__Task to carry out__. For each statement below, say yes or no to whether it agrees with the extract on drug studies, and quote the words of the extract that decide it: 1. For many drugs, efficacy studies are more plentiful than effectiveness studies. 2. Systematic reviews set a standard for applying trial results to patients who would not have been eligible for the trials. 3. Clinical judgment is needed only when no evidence report exists.

__Selected extract__.
Unfortunately, for many drugs there exist few or no effectiveness studies and many efficacy studies. Yet clinicians must decide on treatment for patients who would not have been included in controlled trials and for whom the effectiveness and tolerability of the different drugs are uncertain. Systematic reviews indicate whether or not there exists evidence that drugs differ in their effects in various subgroups of patients, but they do not attempt to set a standard for how results of controlled trials should be applied to patients who would not have been eligible for them. With or without an evidence report, these decisions must be informed by clinical judgment.

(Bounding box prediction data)
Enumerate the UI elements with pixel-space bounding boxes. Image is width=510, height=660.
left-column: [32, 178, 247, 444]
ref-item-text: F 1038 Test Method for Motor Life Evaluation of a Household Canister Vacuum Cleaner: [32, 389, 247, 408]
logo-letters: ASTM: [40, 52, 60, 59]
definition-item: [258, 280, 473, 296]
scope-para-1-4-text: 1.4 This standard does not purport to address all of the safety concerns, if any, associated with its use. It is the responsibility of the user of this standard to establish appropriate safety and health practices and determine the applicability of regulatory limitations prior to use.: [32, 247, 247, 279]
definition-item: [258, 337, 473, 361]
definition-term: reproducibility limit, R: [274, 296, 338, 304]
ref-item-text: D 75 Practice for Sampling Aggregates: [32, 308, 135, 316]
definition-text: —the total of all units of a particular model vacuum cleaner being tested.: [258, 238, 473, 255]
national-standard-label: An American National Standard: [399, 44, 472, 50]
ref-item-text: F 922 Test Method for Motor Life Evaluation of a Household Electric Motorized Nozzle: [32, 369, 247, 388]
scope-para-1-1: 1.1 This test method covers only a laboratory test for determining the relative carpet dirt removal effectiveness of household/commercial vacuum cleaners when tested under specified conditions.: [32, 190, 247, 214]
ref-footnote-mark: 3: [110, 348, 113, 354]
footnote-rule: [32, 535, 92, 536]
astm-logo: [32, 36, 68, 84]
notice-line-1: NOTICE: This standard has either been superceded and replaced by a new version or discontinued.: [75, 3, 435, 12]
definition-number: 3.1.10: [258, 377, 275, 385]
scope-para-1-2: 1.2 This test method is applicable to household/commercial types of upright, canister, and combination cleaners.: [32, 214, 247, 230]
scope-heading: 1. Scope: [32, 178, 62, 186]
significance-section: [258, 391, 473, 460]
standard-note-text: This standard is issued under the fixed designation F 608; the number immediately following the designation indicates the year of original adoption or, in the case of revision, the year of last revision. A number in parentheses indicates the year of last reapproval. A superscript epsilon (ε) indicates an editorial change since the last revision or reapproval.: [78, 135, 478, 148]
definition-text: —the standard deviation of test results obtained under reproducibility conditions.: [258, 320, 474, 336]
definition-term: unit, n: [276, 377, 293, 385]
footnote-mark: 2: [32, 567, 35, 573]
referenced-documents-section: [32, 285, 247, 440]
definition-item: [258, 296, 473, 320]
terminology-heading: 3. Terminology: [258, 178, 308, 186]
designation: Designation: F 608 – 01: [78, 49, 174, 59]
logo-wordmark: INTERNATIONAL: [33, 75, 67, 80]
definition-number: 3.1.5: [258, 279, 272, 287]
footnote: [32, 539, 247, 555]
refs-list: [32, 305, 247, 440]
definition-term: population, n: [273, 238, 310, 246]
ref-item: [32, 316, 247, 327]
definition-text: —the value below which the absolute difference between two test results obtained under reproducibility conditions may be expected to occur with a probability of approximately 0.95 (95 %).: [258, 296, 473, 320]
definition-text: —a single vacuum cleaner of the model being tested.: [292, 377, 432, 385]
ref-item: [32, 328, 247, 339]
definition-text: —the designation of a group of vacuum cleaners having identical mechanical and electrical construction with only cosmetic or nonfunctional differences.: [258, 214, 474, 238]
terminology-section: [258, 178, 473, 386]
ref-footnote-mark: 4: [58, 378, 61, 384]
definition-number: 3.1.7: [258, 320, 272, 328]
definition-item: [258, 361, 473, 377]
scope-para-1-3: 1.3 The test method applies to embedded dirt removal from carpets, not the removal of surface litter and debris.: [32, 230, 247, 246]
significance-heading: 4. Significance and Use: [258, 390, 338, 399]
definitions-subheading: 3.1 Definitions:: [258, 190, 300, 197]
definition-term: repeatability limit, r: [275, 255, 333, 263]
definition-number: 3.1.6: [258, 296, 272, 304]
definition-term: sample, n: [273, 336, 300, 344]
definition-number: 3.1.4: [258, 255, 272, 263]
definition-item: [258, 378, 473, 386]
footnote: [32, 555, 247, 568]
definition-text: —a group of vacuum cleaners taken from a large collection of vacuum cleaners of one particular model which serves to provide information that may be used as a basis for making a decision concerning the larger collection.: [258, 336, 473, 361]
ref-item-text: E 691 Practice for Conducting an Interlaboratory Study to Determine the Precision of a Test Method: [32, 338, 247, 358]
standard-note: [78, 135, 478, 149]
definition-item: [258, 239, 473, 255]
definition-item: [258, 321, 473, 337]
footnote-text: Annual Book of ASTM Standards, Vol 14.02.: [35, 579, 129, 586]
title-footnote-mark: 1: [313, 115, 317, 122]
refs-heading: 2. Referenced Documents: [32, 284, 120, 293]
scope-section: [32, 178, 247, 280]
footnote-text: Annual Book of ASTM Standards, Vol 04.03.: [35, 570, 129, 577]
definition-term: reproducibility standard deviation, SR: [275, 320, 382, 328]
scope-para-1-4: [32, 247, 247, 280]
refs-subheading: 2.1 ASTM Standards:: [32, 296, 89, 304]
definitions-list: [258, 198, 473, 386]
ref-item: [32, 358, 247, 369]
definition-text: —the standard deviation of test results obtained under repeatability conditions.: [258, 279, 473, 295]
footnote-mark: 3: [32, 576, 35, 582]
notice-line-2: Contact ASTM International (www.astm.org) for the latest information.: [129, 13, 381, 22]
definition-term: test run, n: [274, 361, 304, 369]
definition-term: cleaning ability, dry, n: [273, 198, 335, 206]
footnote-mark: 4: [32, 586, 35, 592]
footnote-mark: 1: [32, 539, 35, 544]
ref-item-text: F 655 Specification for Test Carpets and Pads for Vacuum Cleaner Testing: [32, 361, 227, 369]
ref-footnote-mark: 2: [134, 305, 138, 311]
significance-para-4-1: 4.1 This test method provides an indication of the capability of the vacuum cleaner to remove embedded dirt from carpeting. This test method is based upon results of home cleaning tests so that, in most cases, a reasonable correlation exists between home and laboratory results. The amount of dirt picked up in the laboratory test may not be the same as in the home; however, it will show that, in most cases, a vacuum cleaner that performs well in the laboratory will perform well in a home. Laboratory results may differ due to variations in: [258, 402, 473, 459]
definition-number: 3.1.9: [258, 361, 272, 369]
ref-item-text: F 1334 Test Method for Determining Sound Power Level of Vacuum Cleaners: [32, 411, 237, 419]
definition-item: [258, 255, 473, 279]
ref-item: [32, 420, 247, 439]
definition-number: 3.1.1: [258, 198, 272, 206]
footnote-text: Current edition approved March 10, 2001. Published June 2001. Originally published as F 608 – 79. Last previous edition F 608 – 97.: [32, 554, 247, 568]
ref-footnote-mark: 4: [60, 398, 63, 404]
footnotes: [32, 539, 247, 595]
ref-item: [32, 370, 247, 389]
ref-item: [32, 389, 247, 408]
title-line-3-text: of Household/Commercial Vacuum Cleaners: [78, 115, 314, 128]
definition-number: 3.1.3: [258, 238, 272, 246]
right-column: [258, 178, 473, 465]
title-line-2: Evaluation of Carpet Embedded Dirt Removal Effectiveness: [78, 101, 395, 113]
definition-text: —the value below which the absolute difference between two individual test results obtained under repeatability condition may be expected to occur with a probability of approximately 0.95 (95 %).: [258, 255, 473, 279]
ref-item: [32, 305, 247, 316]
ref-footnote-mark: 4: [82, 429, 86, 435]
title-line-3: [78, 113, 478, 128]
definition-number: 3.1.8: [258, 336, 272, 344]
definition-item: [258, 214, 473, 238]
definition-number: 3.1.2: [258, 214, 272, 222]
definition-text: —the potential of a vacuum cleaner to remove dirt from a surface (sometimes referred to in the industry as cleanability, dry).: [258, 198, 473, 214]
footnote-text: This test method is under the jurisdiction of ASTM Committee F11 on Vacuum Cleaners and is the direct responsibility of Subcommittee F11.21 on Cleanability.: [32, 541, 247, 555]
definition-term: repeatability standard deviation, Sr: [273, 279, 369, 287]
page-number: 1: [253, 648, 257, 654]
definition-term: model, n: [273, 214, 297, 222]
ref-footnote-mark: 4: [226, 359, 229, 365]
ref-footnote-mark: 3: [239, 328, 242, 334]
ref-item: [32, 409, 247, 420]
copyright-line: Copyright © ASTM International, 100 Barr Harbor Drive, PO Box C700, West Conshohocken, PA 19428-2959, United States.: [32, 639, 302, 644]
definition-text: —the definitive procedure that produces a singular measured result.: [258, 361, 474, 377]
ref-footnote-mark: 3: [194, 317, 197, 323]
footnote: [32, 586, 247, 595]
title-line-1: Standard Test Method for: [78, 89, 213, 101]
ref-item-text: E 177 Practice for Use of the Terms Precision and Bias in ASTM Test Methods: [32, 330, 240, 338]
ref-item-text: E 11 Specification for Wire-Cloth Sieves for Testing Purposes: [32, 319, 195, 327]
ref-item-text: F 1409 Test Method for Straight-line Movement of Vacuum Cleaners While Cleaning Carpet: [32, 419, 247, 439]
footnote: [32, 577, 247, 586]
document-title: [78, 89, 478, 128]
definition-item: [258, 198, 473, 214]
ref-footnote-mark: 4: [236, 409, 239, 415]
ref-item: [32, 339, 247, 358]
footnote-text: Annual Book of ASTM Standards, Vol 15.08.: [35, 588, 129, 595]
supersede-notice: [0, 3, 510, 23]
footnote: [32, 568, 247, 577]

__Exercise answer__.
1. Yes: "for many drugs there exist few or no effectiveness studies and many efficacy studies"
2. No: "they do not attempt to set a standard for how results of controlled trials should be applied to patients who would not have been eligible for them"
3. No: "With or without an evidence report, these decisions must be informed by clinical judgment."